Dataset records on visual material:
────
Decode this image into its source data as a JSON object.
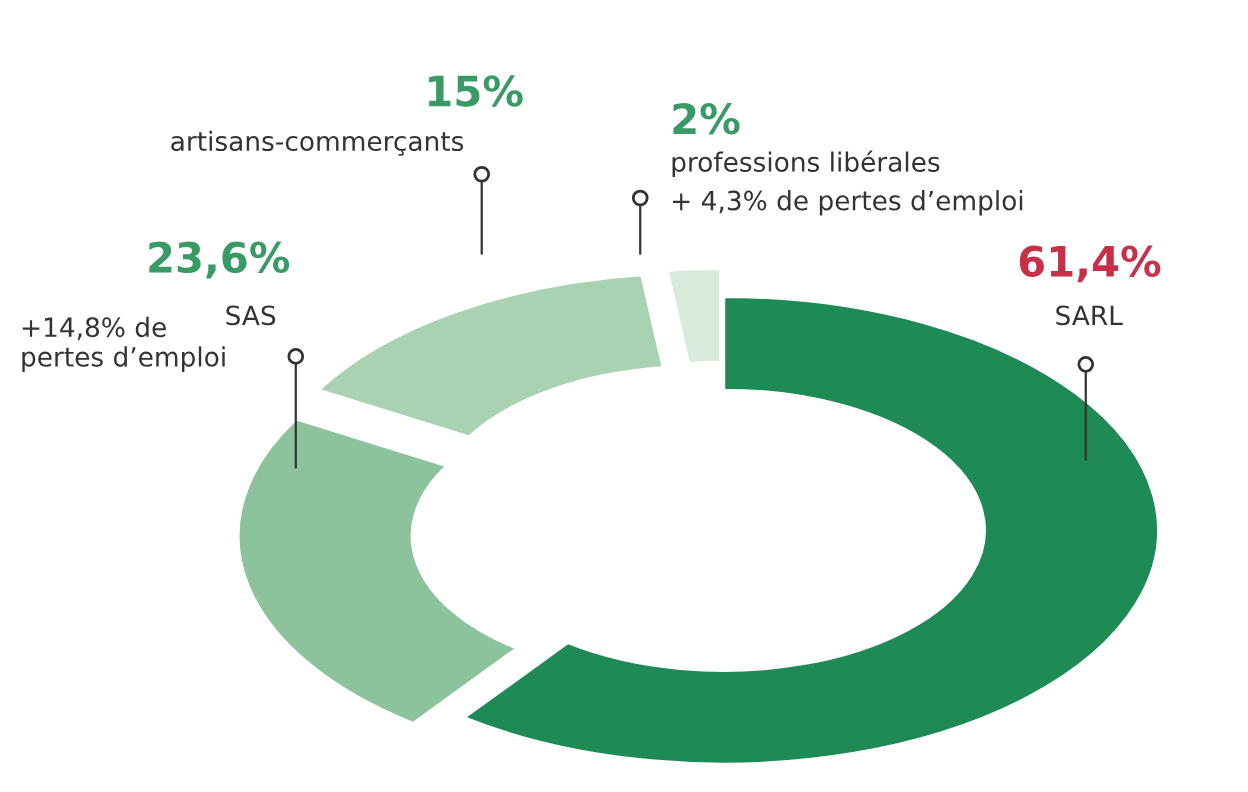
{
  "chart_data": {
    "type": "donut",
    "categories": [
      "SARL",
      "SAS",
      "artisans-commerçants",
      "professions libérales"
    ],
    "values": [
      61.4,
      23.6,
      15,
      2
    ],
    "colors": [
      "#1e8a55",
      "#8cc39c",
      "#a9d2b2",
      "#d8ebdb"
    ],
    "value_labels": [
      "61,4%",
      "23,6%",
      "15%",
      "2%"
    ],
    "annotations": [
      "+14,8% de\npertes d’emploi",
      "+ 4,3% de pertes d’emploi"
    ]
  }
}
────
Pick out every line holding the string "emploi" and return it.

      "+14,8% de\npertes d’emploi",
      "+ 4,3% de pertes d’emploi"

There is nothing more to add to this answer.